▶ _REQUIREMENT_:
Write out the full set of records exactly. Any pictures in them do not belong in the copy.

:: PROVIDED RECORDS

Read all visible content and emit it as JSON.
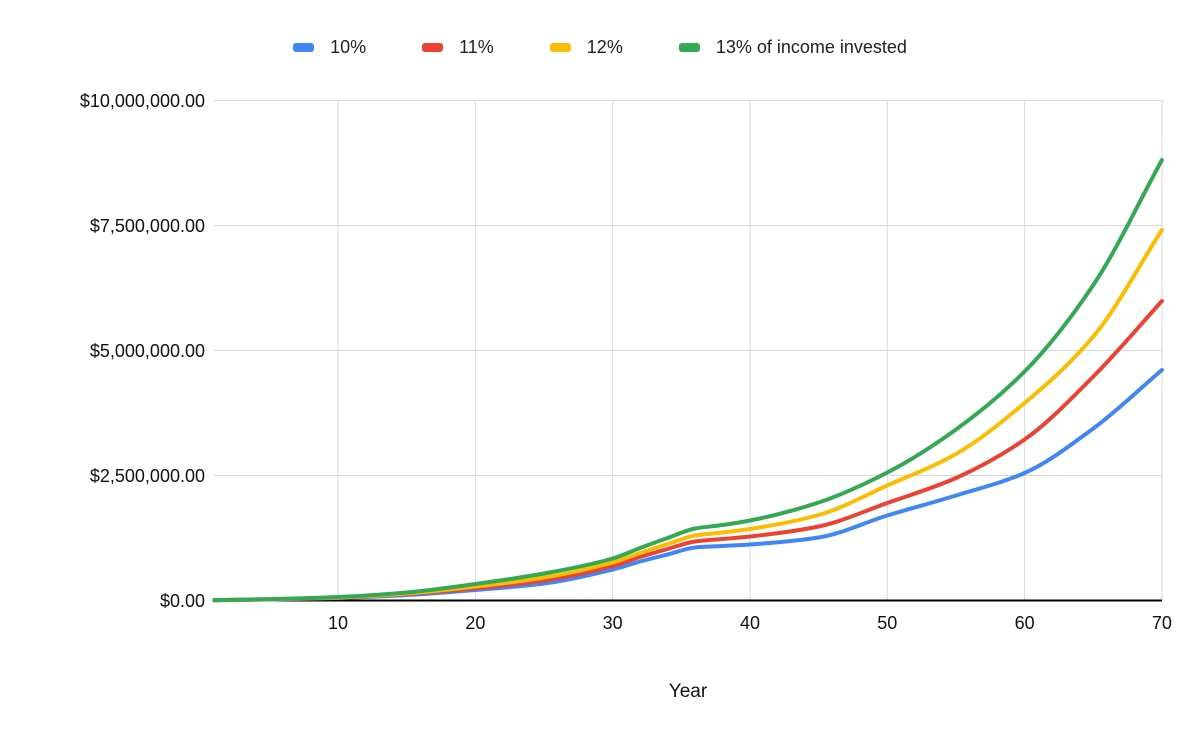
{
  "chart_data": {
    "type": "line",
    "title": "",
    "xlabel": "Year",
    "ylabel": "",
    "x_range": [
      1,
      70
    ],
    "ylim": [
      0,
      10000000
    ],
    "grid": true,
    "legend_position": "top",
    "x_ticks": [
      10,
      20,
      30,
      40,
      50,
      60,
      70
    ],
    "y_ticks": [
      {
        "value": 0,
        "label": "$0.00"
      },
      {
        "value": 2500000,
        "label": "$2,500,000.00"
      },
      {
        "value": 5000000,
        "label": "$5,000,000.00"
      },
      {
        "value": 7500000,
        "label": "$7,500,000.00"
      },
      {
        "value": 10000000,
        "label": "$10,000,000.00"
      }
    ],
    "x": [
      1,
      5,
      10,
      15,
      20,
      25,
      30,
      32,
      34,
      36,
      38,
      40,
      45,
      50,
      55,
      60,
      65,
      70
    ],
    "series": [
      {
        "name": "10%",
        "color": "#4285F4",
        "values": [
          5000,
          20000,
          50000,
          110000,
          210000,
          340000,
          620000,
          780000,
          920000,
          1060000,
          1090000,
          1120000,
          1260000,
          1700000,
          2100000,
          2550000,
          3440000,
          4610000
        ]
      },
      {
        "name": "11%",
        "color": "#EA4335",
        "values": [
          6000,
          22000,
          55000,
          130000,
          244000,
          400000,
          690000,
          870000,
          1030000,
          1180000,
          1230000,
          1280000,
          1480000,
          1950000,
          2450000,
          3220000,
          4480000,
          5990000
        ]
      },
      {
        "name": "12%",
        "color": "#FBBC04",
        "values": [
          7000,
          25000,
          60000,
          140000,
          280000,
          460000,
          760000,
          950000,
          1130000,
          1300000,
          1360000,
          1430000,
          1710000,
          2300000,
          2930000,
          3950000,
          5280000,
          7410000
        ]
      },
      {
        "name": "13% of income invested",
        "color": "#34A853",
        "values": [
          8000,
          28000,
          70000,
          160000,
          330000,
          540000,
          840000,
          1050000,
          1250000,
          1440000,
          1510000,
          1600000,
          1960000,
          2560000,
          3420000,
          4580000,
          6310000,
          8810000
        ]
      }
    ],
    "style": {
      "gridline_color": "#d9d9d9",
      "axis_line_color": "#000000",
      "line_width": 4
    }
  }
}
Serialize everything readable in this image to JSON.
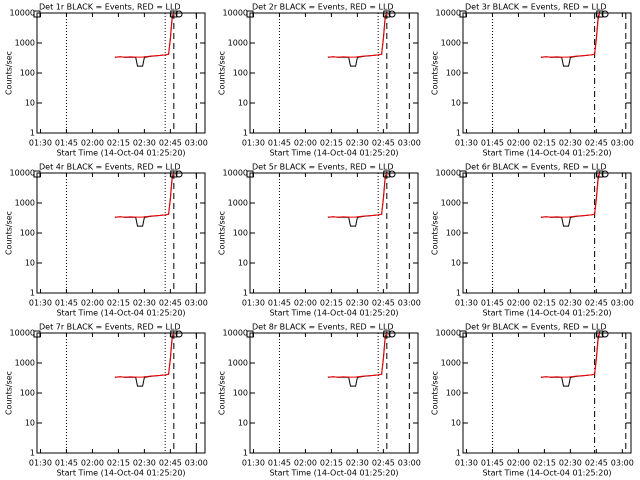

::::

▶ _RESULT FOR THIS TASK_:
Read all visible content and emit it as JSON.
{
  "chart_data": {
    "type": "line",
    "title": "",
    "xlabel": "Year",
    "ylabel": "",
    "x_range": [
      1,
      70
    ],
    "ylim": [
      0,
      10000000
    ],
    "grid": true,
    "legend_position": "top",
    "x_ticks": [
      10,
      20,
      30,
      40,
      50,
      60,
      70
    ],
    "y_ticks": [
      {
        "value": 0,
        "label": "$0.00"
      },
      {
        "value": 2500000,
        "label": "$2,500,000.00"
      },
      {
        "value": 5000000,
        "label": "$5,000,000.00"
      },
      {
        "value": 7500000,
        "label": "$7,500,000.00"
      },
      {
        "value": 10000000,
        "label": "$10,000,000.00"
      }
    ],
    "x": [
      1,
      5,
      10,
      15,
      20,
      25,
      30,
      32,
      34,
      36,
      38,
      40,
      45,
      50,
      55,
      60,
      65,
      70
    ],
    "series": [
      {
        "name": "10%",
        "color": "#4285F4",
        "values": [
          5000,
          20000,
          50000,
          110000,
          210000,
          340000,
          620000,
          780000,
          920000,
          1060000,
          1090000,
          1120000,
          1260000,
          1700000,
          2100000,
          2550000,
          3440000,
          4610000
        ]
      },
      {
        "name": "11%",
        "color": "#EA4335",
        "values": [
          6000,
          22000,
          55000,
          130000,
          244000,
          400000,
          690000,
          870000,
          1030000,
          1180000,
          1230000,
          1280000,
          1480000,
          1950000,
          2450000,
          3220000,
          4480000,
          5990000
        ]
      },
      {
        "name": "12%",
        "color": "#FBBC04",
        "values": [
          7000,
          25000,
          60000,
          140000,
          280000,
          460000,
          760000,
          950000,
          1130000,
          1300000,
          1360000,
          1430000,
          1710000,
          2300000,
          2930000,
          3950000,
          5280000,
          7410000
        ]
      },
      {
        "name": "13% of income invested",
        "color": "#34A853",
        "values": [
          8000,
          28000,
          70000,
          160000,
          330000,
          540000,
          840000,
          1050000,
          1250000,
          1440000,
          1510000,
          1600000,
          1960000,
          2560000,
          3420000,
          4580000,
          6310000,
          8810000
        ]
      }
    ],
    "style": {
      "gridline_color": "#d9d9d9",
      "axis_line_color": "#000000",
      "line_width": 4
    }
  }
}
Serialize everything readable in this image to JSON.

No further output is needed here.